Exercise requirements
Go through the entries below and collect each line with the string "azul" in it.

Input data
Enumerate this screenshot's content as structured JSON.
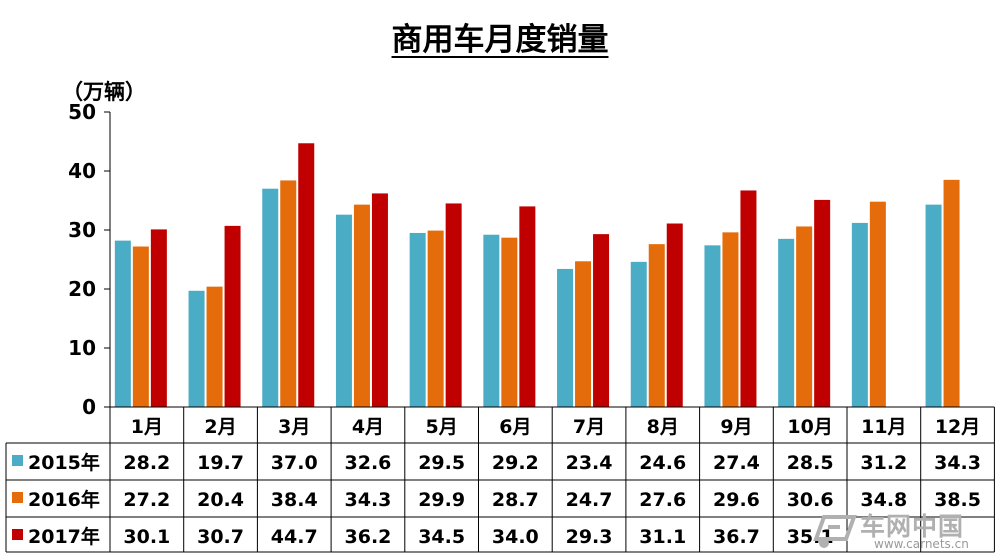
{
  "chart_data": {
    "type": "bar",
    "title": "商用车月度销量",
    "unit_label": "（万辆）",
    "categories": [
      "1月",
      "2月",
      "3月",
      "4月",
      "5月",
      "6月",
      "7月",
      "8月",
      "9月",
      "10月",
      "11月",
      "12月"
    ],
    "ylim": [
      0,
      50
    ],
    "yticks": [
      0,
      10,
      20,
      30,
      40,
      50
    ],
    "grid": false,
    "legend": "table-left",
    "series": [
      {
        "name": "2015年",
        "color": "#4bacc6",
        "values": [
          28.2,
          19.7,
          37.0,
          32.6,
          29.5,
          29.2,
          23.4,
          24.6,
          27.4,
          28.5,
          31.2,
          34.3
        ],
        "labels": [
          "28.2",
          "19.7",
          "37.0",
          "32.6",
          "29.5",
          "29.2",
          "23.4",
          "24.6",
          "27.4",
          "28.5",
          "31.2",
          "34.3"
        ]
      },
      {
        "name": "2016年",
        "color": "#e46c0a",
        "values": [
          27.2,
          20.4,
          38.4,
          34.3,
          29.9,
          28.7,
          24.7,
          27.6,
          29.6,
          30.6,
          34.8,
          38.5
        ],
        "labels": [
          "27.2",
          "20.4",
          "38.4",
          "34.3",
          "29.9",
          "28.7",
          "24.7",
          "27.6",
          "29.6",
          "30.6",
          "34.8",
          "38.5"
        ]
      },
      {
        "name": "2017年",
        "color": "#c00000",
        "values": [
          30.1,
          30.7,
          44.7,
          36.2,
          34.5,
          34.0,
          29.3,
          31.1,
          36.7,
          35.1,
          null,
          null
        ],
        "labels": [
          "30.1",
          "30.7",
          "44.7",
          "36.2",
          "34.5",
          "34.0",
          "29.3",
          "31.1",
          "36.7",
          "35.1",
          "",
          ""
        ]
      }
    ]
  },
  "watermark": {
    "name": "车网中国",
    "url": "www.carnets.cn"
  }
}
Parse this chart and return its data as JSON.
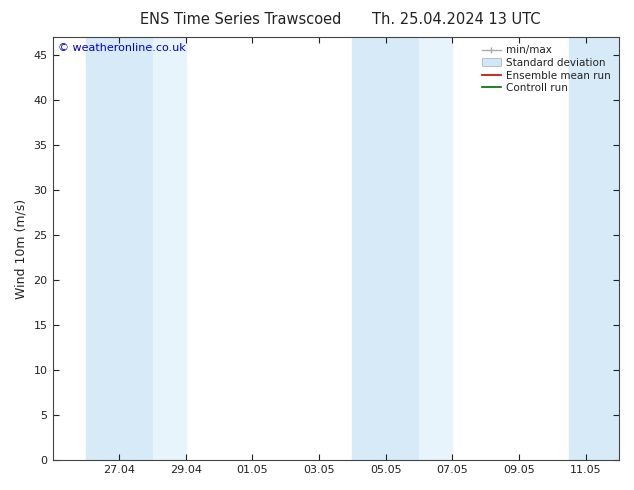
{
  "title_left": "ENS Time Series Trawscoed",
  "title_right": "Th. 25.04.2024 13 UTC",
  "ylabel": "Wind 10m (m/s)",
  "watermark": "© weatheronline.co.uk",
  "watermark_color": "#0000cc",
  "ylim": [
    0,
    47
  ],
  "yticks": [
    0,
    5,
    10,
    15,
    20,
    25,
    30,
    35,
    40,
    45
  ],
  "xtick_labels": [
    "27.04",
    "29.04",
    "01.05",
    "03.05",
    "05.05",
    "07.05",
    "09.05",
    "11.05"
  ],
  "xtick_positions": [
    2,
    4,
    6,
    8,
    10,
    12,
    14,
    16
  ],
  "x_min": 0.0,
  "x_max": 17.0,
  "shaded_bands": [
    {
      "x_start": 1.0,
      "x_end": 3.0,
      "color": "#d6eaf8"
    },
    {
      "x_start": 3.0,
      "x_end": 4.0,
      "color": "#e8f4fb"
    },
    {
      "x_start": 9.0,
      "x_end": 11.0,
      "color": "#d6eaf8"
    },
    {
      "x_start": 11.0,
      "x_end": 12.0,
      "color": "#e8f4fb"
    },
    {
      "x_start": 15.5,
      "x_end": 17.0,
      "color": "#d6eaf8"
    }
  ],
  "bg_color": "#ffffff",
  "plot_bg_color": "#ffffff",
  "font_color": "#222222",
  "title_fontsize": 10.5,
  "ylabel_fontsize": 9,
  "tick_fontsize": 8,
  "watermark_fontsize": 8,
  "legend_fontsize": 7.5,
  "legend_text_color": "#222222",
  "minmax_color": "#aaaaaa",
  "std_color": "#d0e8f5",
  "ensemble_color": "#cc0000",
  "control_color": "#006600"
}
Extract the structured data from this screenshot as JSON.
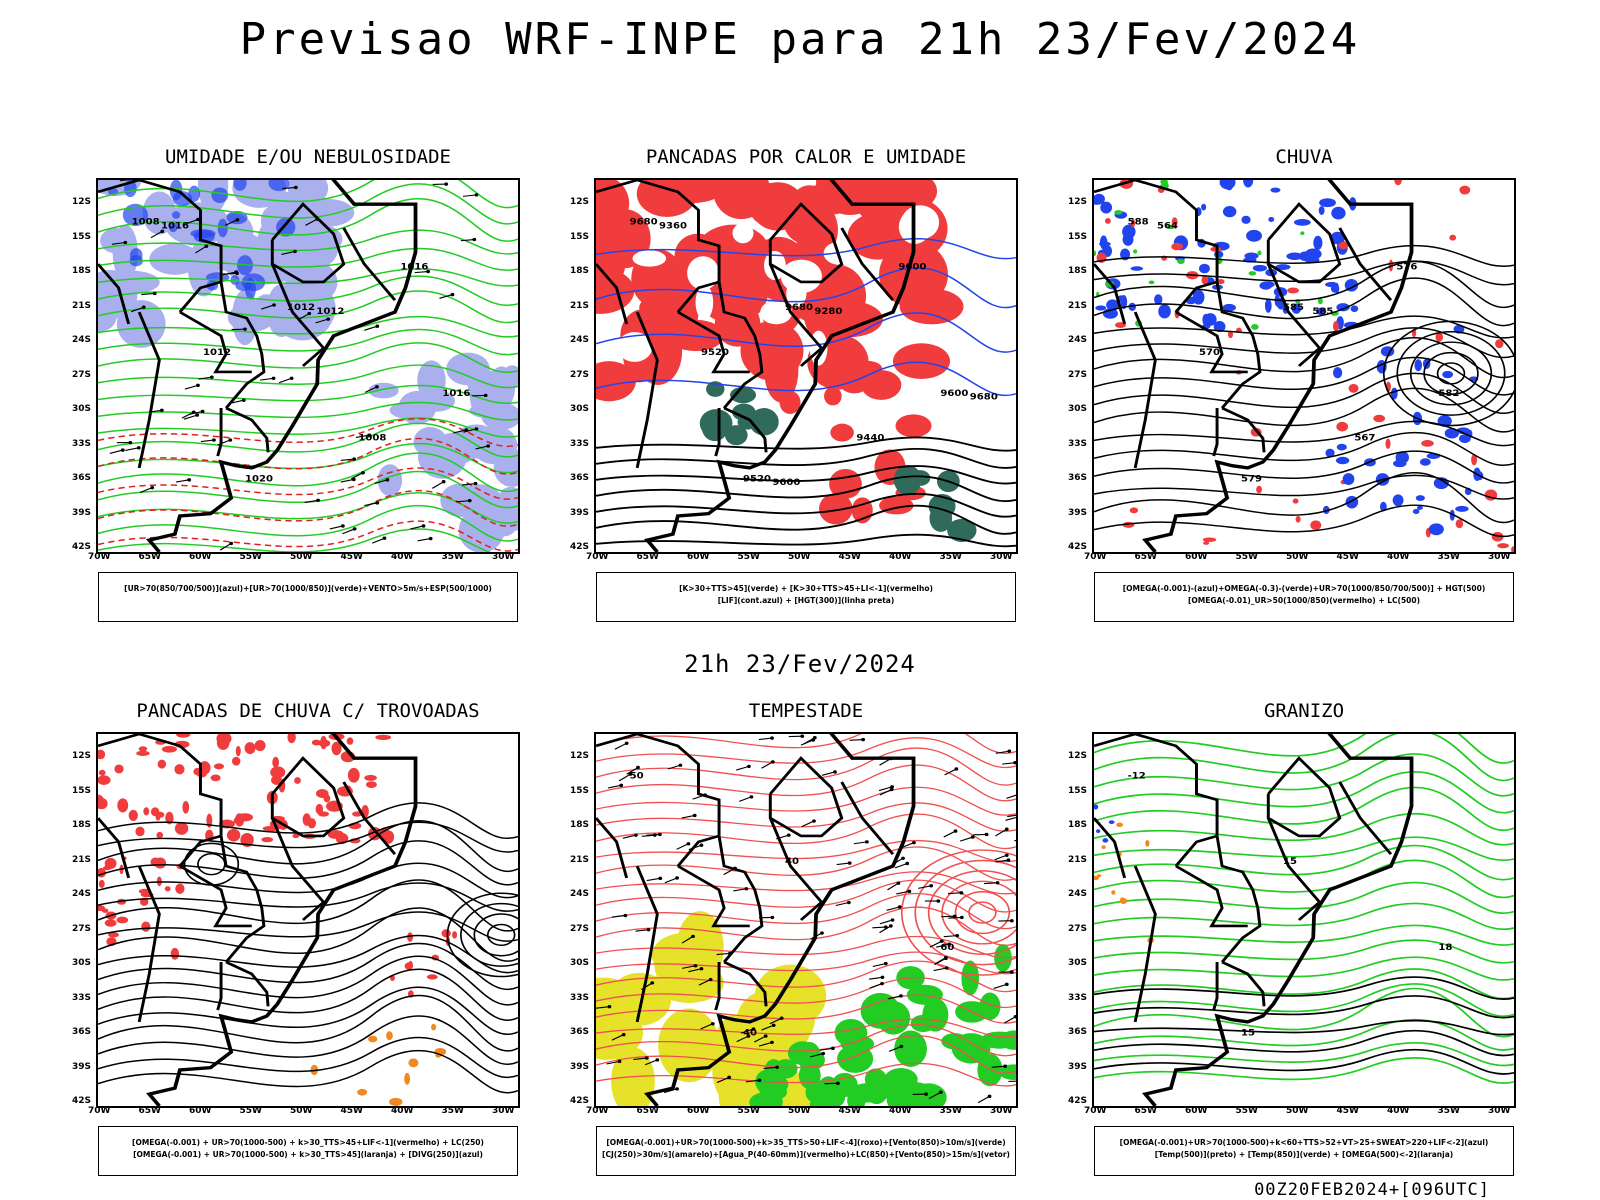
{
  "main_title": "Previsao WRF-INPE  para 21h 23/Fev/2024",
  "mid_title": "21h 23/Fev/2024",
  "footer": "00Z20FEB2024+[096UTC]",
  "lat_labels": [
    "12S",
    "15S",
    "18S",
    "21S",
    "24S",
    "27S",
    "30S",
    "33S",
    "36S",
    "39S",
    "42S"
  ],
  "lon_labels": [
    "70W",
    "65W",
    "60W",
    "55W",
    "50W",
    "45W",
    "40W",
    "35W",
    "30W"
  ],
  "panels": [
    {
      "title": "UMIDADE E/OU NEBULOSIDADE",
      "legend": [
        "[UR>70(850/700/500)](azul)+[UR>70(1000/850)](verde)+VENTO>5m/s+ESP(500/1000)"
      ],
      "contour_labels": [
        "1008",
        "1012",
        "1016",
        "1020",
        "1016",
        "1012",
        "1008",
        "1016",
        "1012"
      ]
    },
    {
      "title": "PANCADAS POR CALOR E UMIDADE",
      "legend": [
        "[K>30+TTS>45](verde) + [K>30+TTS>45+LI<-1](vermelho)",
        "[LIF](cont.azul) + [HGT(300)](linha preta)"
      ],
      "contour_labels": [
        "9680",
        "9680",
        "9600",
        "9520",
        "9600",
        "9520",
        "9440",
        "9360",
        "9280",
        "9680",
        "9600"
      ]
    },
    {
      "title": "CHUVA",
      "legend": [
        "[OMEGA(-0.001)-(azul)+OMEGA(-0.3)-(verde)+UR>70(1000/850/700/500)] + HGT(500)",
        "[OMEGA(-0.01)_UR>50(1000/850)(vermelho) + LC(500)"
      ],
      "contour_labels": [
        "588",
        "585",
        "582",
        "579",
        "576",
        "570",
        "567",
        "564",
        "585"
      ]
    },
    {
      "title": "PANCADAS DE CHUVA C/ TROVOADAS",
      "legend": [
        "[OMEGA(-0.001) + UR>70(1000-500) + k>30_TTS>45+LIF<-1](vermelho) + LC(250)",
        "[OMEGA(-0.001) + UR>70(1000-500) + k>30_TTS>45](laranja) + [DIVG(250)](azul)"
      ]
    },
    {
      "title": "TEMPESTADE",
      "legend": [
        "[OMEGA(-0.001)+UR>70(1000-500)+k>35_TTS>50+LIF<-4](roxo)+[Vento(850)>10m/s](verde)",
        "[CJ(250)>30m/s](amarelo)+[Agua_P(40-60mm)](vermelho)+LC(850)+[Vento(850)>15m/s](vetor)"
      ],
      "contour_labels": [
        "50",
        "40",
        "60",
        "40"
      ]
    },
    {
      "title": "GRANIZO",
      "legend": [
        "[OMEGA(-0.001)+UR>70(1000-500)+k<60+TTS>52+VT>25+SWEAT>220+LIF<-2](azul)",
        "[Temp(500)](preto) + [Temp(850)](verde) + [OMEGA(500)<-2](laranja)"
      ],
      "contour_labels": [
        "-12",
        "15",
        "18",
        "15"
      ]
    }
  ],
  "colors": {
    "red": "#f03c3c",
    "green": "#22cc22",
    "blue": "#2244ee",
    "lightblue": "#aab0ee",
    "yellow": "#e6e22a",
    "darkgreen": "#2f6a5a",
    "orange": "#f08a20"
  }
}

Result of the exercise
        "[UR>70(850/700/500)](azul)+[UR>70(1000/850)](verde)+VENTO>5m/s+ESP(500/1000)"
        "[LIF](cont.azul) + [HGT(300)](linha preta)"
        "[OMEGA(-0.001)-(azul)+OMEGA(-0.3)-(verde)+UR>70(1000/850/700/500)] + HGT(500)",
        "[OMEGA(-0.001) + UR>70(1000-500) + k>30_TTS>45](laranja) + [DIVG(250)](azul)"
        "[OMEGA(-0.001)+UR>70(1000-500)+k<60+TTS>52+VT>25+SWEAT>220+LIF<-2](azul)",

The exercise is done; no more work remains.